══ EXTRACTED RECORDS
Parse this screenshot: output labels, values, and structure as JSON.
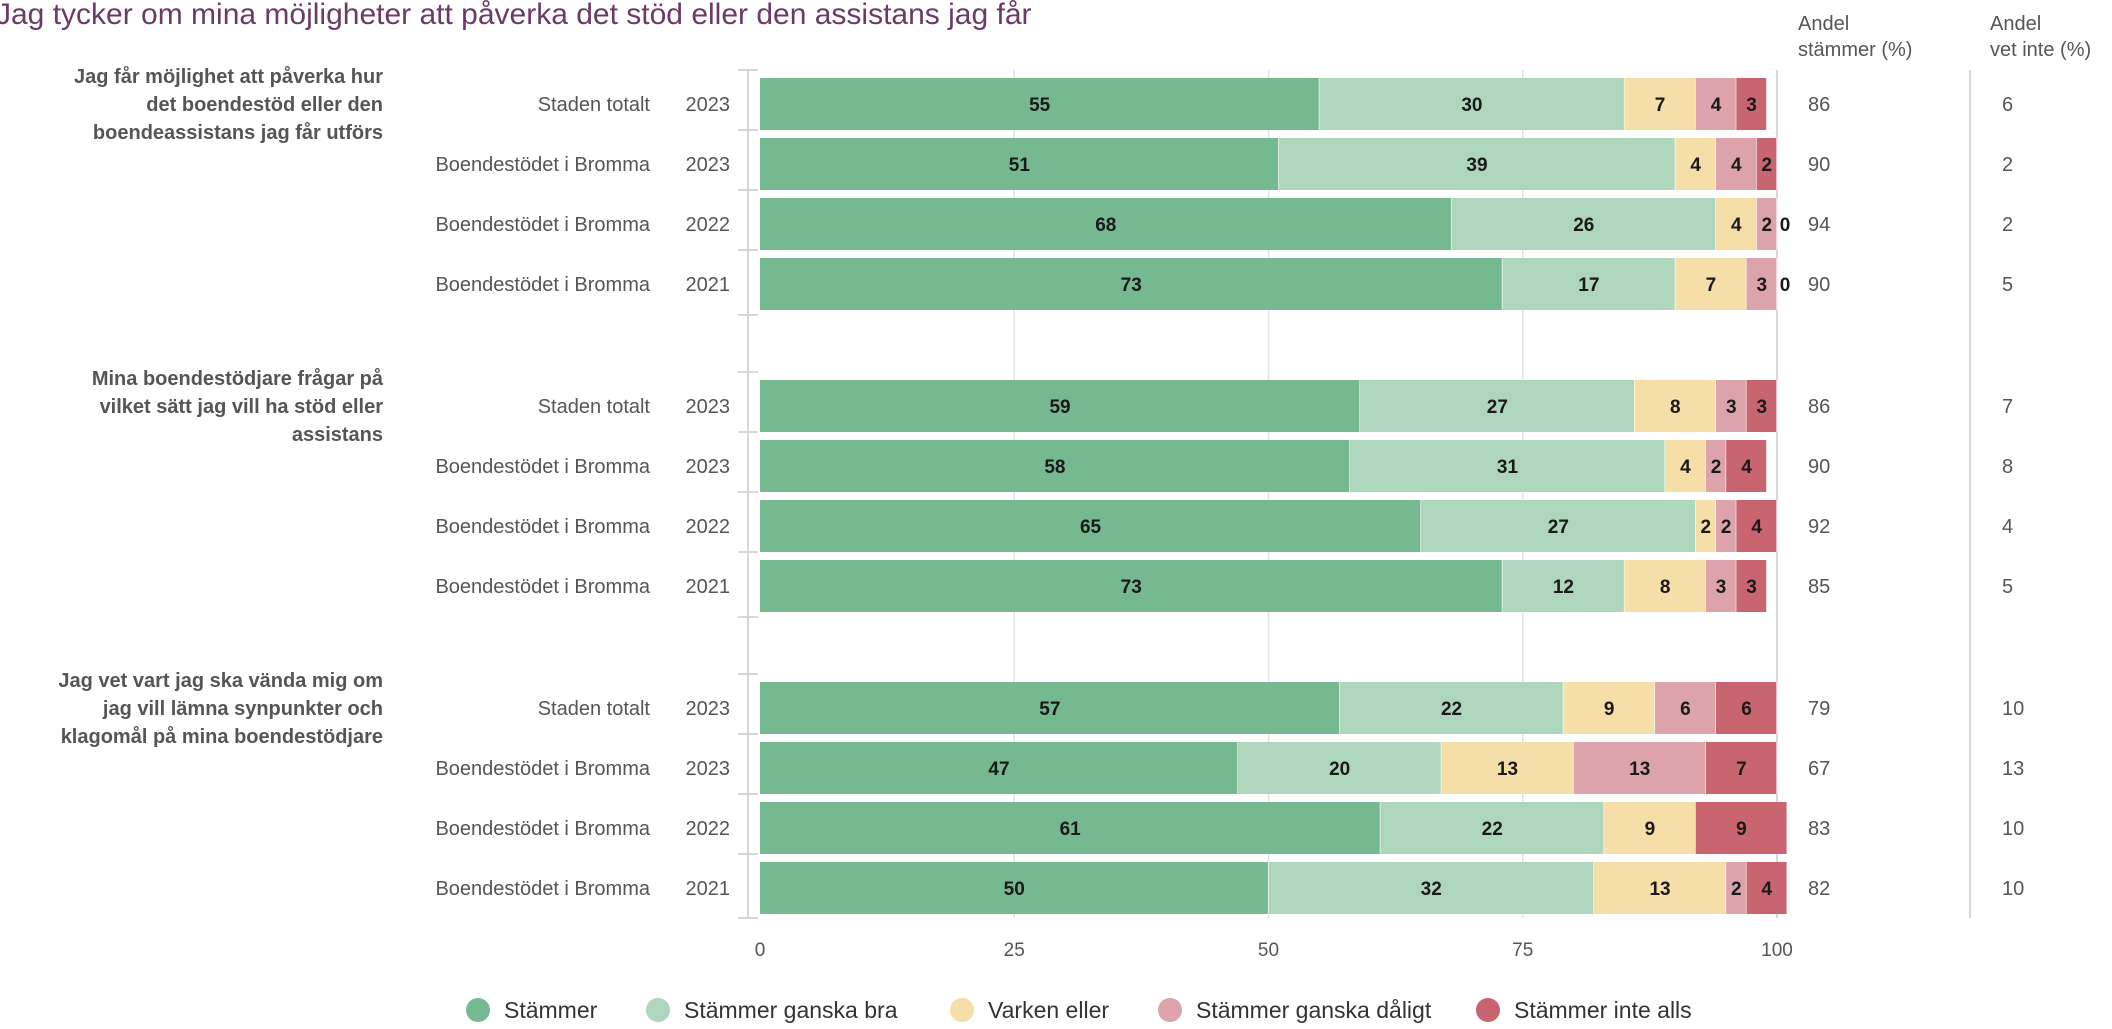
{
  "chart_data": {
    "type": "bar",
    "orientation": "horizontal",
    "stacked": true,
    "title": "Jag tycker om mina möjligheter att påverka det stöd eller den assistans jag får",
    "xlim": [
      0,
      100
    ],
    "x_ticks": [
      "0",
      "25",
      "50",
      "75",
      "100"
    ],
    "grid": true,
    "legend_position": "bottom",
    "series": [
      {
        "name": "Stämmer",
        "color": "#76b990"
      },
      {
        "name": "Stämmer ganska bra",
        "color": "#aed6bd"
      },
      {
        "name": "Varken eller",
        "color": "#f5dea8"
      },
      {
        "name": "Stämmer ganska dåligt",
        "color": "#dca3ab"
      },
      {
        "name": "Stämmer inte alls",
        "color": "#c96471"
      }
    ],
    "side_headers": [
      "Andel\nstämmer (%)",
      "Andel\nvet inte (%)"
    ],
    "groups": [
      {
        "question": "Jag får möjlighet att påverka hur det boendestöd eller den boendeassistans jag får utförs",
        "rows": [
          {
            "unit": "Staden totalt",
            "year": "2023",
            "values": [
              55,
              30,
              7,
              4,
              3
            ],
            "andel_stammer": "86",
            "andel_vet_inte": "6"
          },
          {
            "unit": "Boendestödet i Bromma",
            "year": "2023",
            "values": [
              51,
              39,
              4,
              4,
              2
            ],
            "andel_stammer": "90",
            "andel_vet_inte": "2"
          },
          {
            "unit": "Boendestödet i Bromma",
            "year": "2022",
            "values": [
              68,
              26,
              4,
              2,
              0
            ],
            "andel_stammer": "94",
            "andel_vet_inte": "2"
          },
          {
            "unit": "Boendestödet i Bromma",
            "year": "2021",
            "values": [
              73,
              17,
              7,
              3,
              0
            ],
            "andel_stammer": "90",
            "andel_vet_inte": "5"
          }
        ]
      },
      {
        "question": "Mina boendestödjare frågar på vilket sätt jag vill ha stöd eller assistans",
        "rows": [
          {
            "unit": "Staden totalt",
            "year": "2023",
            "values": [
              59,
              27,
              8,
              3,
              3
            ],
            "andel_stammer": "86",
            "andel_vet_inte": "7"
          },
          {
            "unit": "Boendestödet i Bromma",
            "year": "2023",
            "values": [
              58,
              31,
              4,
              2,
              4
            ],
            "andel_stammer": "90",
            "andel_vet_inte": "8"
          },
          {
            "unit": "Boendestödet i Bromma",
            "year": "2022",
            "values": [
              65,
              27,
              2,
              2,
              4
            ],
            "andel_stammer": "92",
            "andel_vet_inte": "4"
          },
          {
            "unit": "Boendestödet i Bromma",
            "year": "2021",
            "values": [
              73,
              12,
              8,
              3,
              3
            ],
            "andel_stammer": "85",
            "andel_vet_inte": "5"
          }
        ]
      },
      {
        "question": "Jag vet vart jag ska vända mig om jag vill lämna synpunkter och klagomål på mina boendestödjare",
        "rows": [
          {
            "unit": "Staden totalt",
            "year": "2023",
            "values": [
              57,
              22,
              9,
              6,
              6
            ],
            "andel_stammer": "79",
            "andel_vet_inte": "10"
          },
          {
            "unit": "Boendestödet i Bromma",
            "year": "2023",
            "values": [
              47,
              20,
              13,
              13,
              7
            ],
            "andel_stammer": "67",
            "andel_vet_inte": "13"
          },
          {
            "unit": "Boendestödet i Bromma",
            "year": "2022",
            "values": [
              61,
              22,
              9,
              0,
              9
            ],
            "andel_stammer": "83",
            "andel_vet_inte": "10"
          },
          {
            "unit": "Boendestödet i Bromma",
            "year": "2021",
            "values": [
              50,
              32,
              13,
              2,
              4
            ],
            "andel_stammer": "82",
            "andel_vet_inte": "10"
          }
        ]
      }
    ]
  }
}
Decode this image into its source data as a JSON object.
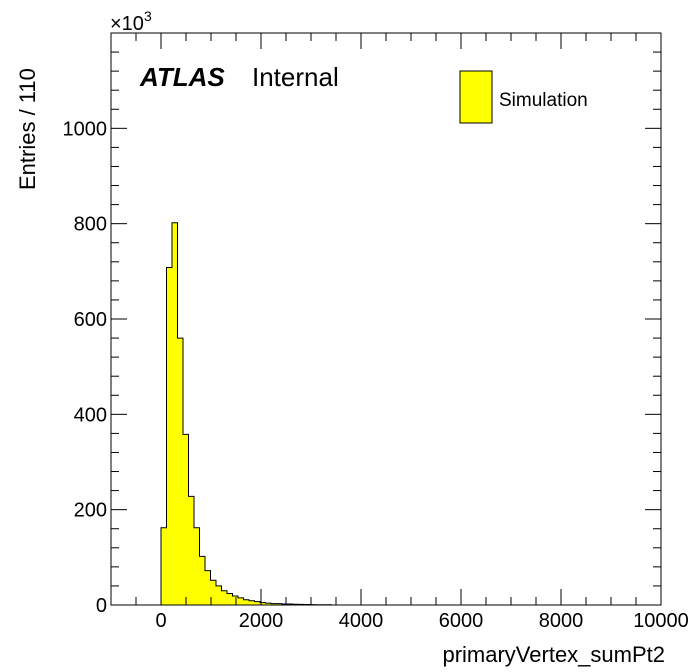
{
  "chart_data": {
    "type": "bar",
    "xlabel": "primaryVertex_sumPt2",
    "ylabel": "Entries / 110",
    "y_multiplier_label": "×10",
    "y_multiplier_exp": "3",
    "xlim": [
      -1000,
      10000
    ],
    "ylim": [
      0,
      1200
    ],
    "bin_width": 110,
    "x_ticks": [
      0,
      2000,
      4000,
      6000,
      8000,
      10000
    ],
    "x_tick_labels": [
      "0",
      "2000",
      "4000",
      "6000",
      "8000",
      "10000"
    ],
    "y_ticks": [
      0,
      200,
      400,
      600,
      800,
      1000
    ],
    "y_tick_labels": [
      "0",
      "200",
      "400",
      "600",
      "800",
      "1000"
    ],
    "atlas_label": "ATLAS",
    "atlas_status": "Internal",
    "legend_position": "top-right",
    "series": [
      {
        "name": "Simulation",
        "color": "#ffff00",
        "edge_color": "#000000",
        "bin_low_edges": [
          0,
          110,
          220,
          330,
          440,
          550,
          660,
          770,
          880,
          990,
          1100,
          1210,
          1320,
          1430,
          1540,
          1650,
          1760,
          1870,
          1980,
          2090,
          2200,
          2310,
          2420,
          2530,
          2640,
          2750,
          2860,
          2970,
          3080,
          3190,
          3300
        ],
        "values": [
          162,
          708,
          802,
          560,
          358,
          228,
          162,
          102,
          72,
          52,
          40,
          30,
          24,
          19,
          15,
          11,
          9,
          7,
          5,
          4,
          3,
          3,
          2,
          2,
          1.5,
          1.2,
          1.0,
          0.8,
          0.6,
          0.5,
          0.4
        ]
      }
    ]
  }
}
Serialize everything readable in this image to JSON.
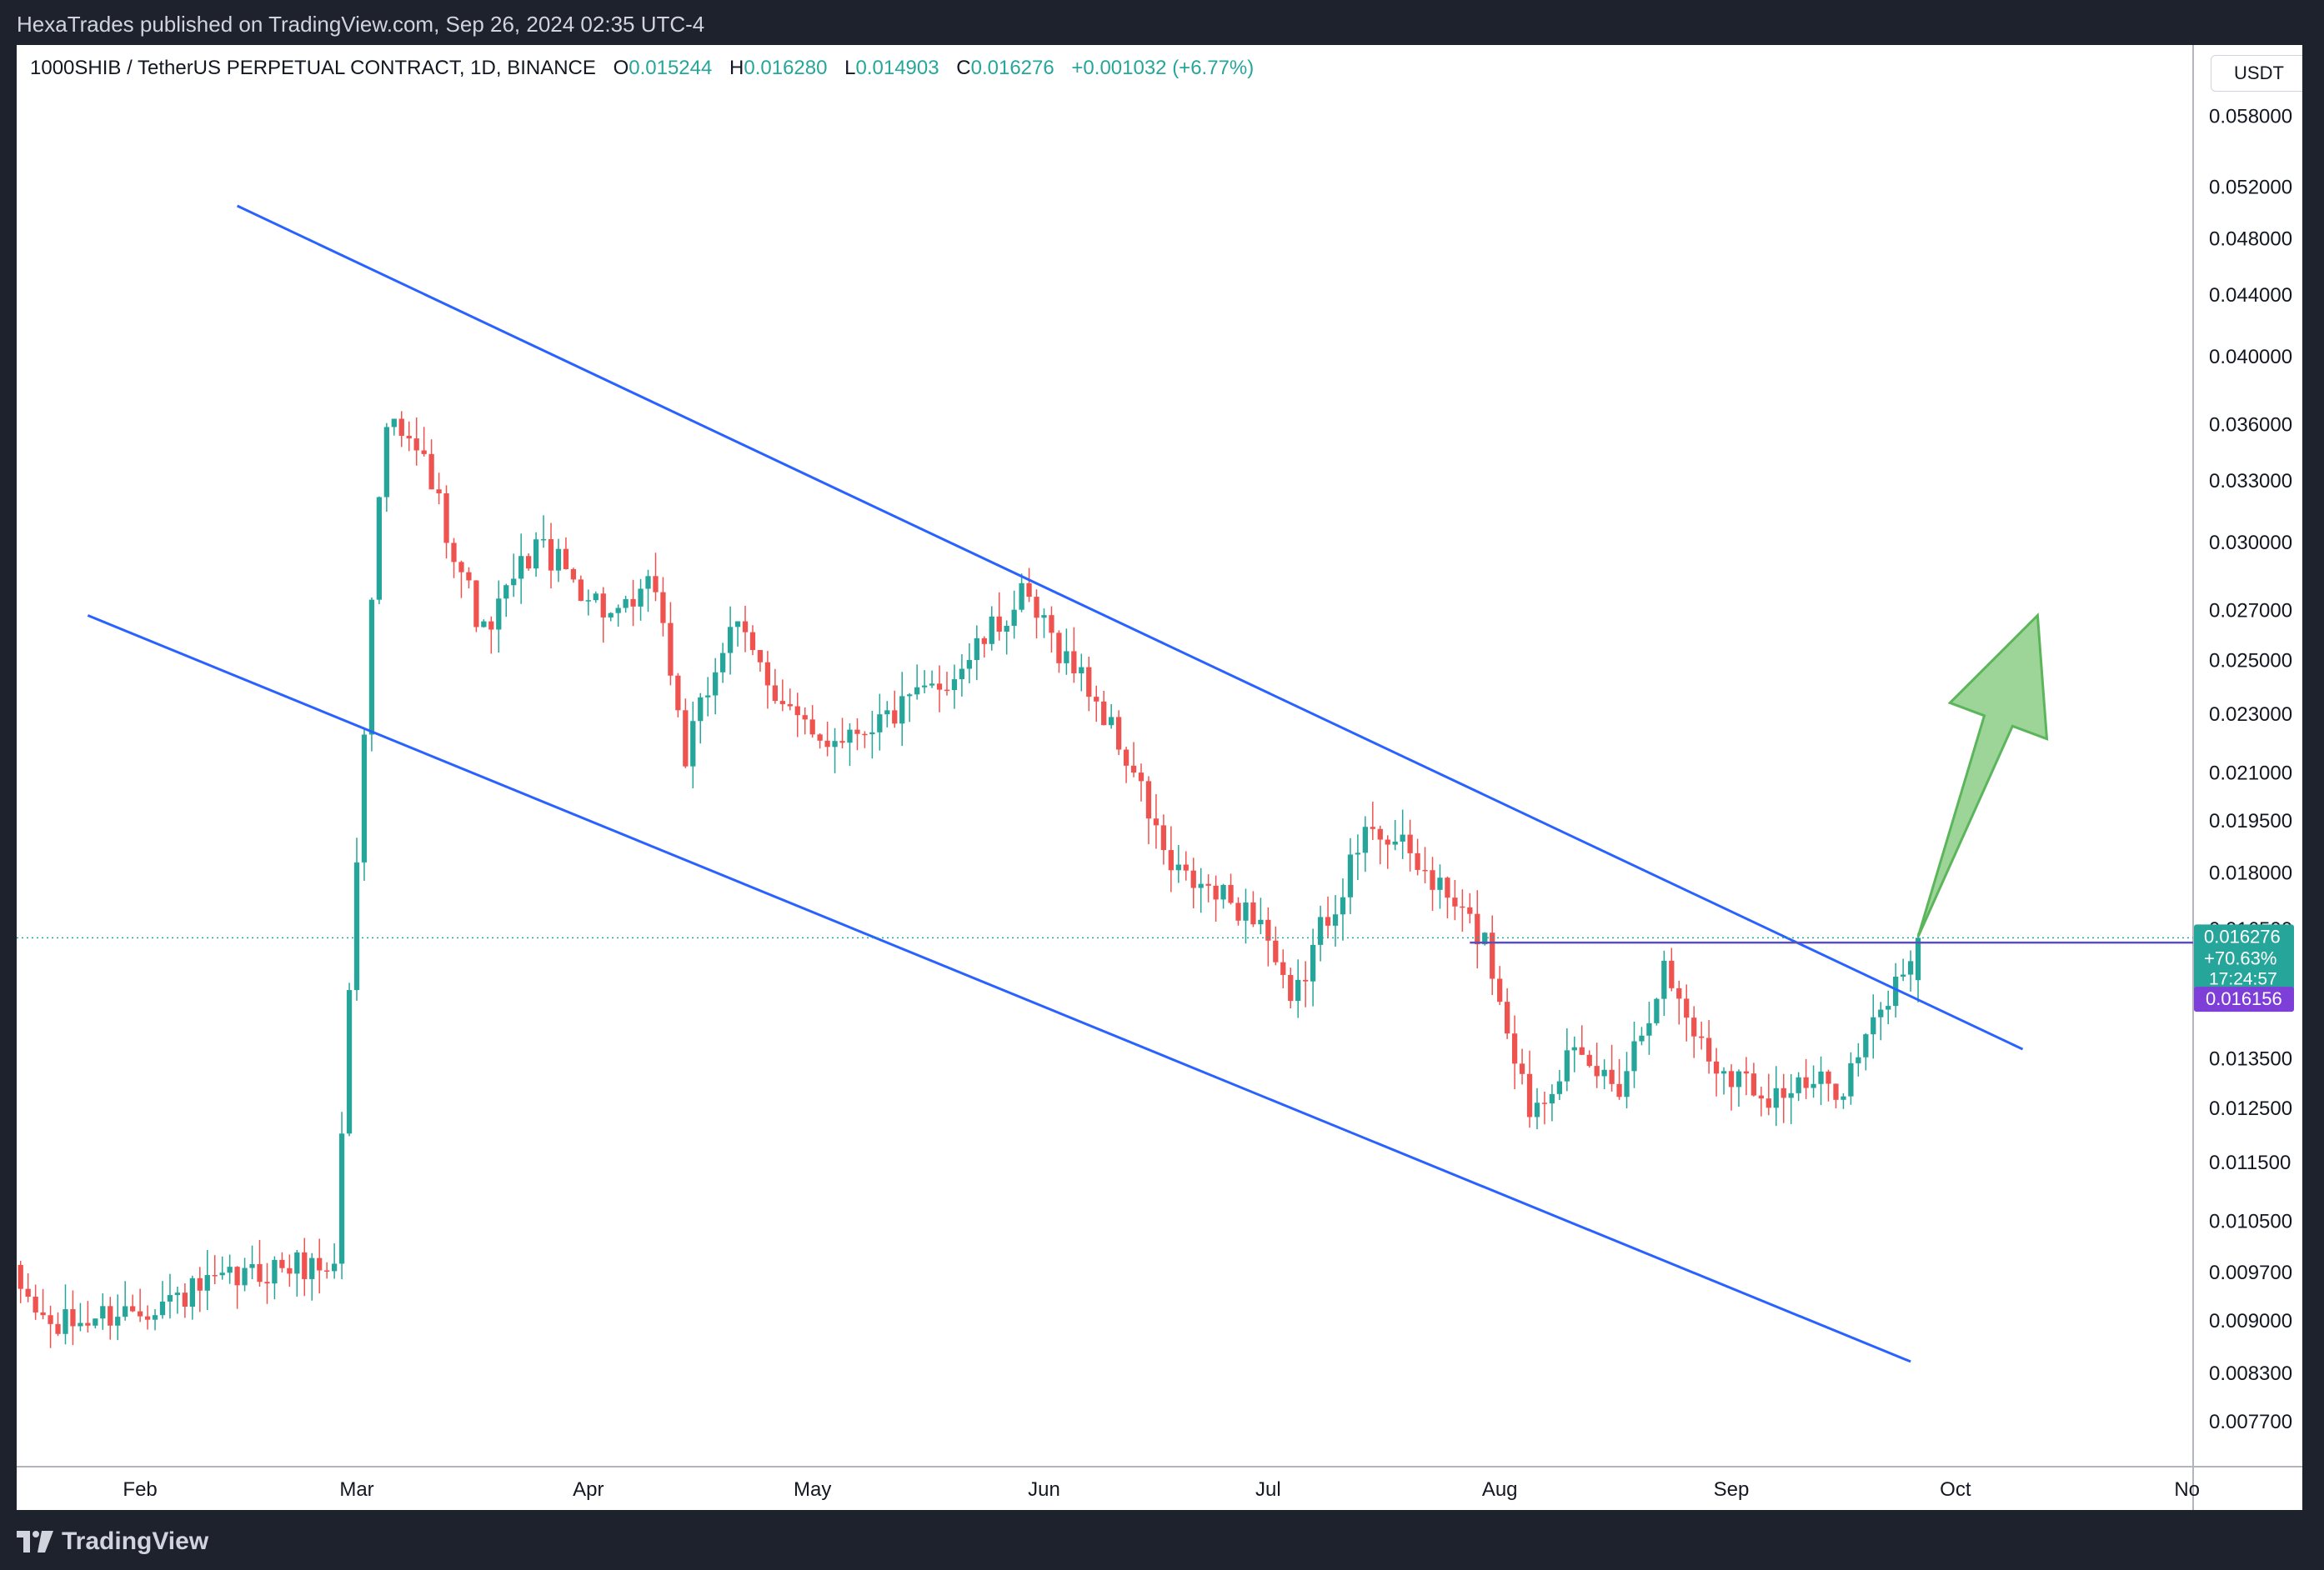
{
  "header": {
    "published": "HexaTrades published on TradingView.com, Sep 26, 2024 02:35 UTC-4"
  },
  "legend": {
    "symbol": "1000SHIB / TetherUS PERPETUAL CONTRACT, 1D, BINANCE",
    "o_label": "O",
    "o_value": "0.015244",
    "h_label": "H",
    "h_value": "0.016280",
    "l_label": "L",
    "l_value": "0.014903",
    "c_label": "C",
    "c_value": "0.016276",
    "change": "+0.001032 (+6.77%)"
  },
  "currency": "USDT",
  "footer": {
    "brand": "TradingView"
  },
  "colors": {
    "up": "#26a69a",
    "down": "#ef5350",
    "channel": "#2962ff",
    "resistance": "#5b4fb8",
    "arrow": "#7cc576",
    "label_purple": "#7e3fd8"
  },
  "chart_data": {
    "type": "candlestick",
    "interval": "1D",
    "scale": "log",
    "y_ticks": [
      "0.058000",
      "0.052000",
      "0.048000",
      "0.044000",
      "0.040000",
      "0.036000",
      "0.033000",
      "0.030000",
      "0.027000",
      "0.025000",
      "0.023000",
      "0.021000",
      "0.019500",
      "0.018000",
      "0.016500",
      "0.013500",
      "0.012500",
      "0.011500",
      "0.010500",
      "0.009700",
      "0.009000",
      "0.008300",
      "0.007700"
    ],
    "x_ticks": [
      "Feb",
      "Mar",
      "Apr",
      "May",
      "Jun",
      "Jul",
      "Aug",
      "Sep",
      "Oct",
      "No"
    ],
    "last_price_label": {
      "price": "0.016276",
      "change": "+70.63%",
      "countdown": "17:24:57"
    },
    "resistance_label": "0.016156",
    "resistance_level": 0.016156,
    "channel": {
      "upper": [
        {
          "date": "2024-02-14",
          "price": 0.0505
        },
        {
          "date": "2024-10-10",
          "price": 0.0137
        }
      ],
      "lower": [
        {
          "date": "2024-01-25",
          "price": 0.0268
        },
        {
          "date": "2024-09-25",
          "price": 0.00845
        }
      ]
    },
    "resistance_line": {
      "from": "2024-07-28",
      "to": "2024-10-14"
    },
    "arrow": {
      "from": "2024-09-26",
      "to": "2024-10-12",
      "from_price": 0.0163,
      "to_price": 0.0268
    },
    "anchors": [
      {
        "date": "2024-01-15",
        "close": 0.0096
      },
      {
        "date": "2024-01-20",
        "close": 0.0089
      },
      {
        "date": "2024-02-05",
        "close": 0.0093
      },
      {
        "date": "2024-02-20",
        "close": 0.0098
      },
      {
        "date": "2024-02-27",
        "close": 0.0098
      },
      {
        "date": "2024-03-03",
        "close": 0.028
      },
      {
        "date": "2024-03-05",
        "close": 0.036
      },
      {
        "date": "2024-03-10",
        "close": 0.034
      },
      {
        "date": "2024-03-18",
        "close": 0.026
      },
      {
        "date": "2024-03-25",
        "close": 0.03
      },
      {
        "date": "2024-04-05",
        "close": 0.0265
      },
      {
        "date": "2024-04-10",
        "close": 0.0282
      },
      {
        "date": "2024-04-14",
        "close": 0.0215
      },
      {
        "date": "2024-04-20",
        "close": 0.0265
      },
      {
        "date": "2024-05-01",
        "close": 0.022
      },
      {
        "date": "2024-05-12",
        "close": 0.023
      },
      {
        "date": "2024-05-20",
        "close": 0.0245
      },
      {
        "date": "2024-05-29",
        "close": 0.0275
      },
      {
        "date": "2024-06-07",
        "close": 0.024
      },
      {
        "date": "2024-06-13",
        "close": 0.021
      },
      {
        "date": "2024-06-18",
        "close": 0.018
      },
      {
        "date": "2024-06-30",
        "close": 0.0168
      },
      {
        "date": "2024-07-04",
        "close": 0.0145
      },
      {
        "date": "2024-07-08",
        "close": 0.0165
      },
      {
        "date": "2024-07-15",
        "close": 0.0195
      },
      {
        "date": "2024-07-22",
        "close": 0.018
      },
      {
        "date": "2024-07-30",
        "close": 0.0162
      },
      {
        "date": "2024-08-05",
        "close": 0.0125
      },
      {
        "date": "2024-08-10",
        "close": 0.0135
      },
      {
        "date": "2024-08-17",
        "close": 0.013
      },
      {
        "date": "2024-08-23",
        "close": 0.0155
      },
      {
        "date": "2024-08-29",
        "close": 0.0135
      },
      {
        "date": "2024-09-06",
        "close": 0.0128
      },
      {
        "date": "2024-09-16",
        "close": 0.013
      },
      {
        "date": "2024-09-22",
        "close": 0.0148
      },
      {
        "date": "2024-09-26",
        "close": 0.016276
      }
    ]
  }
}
════
• [WHAT IS BEING ASKED] How many lines in these entries hold the string "this"? Answer with the number alone.

• [EXERCISE RESULT] 3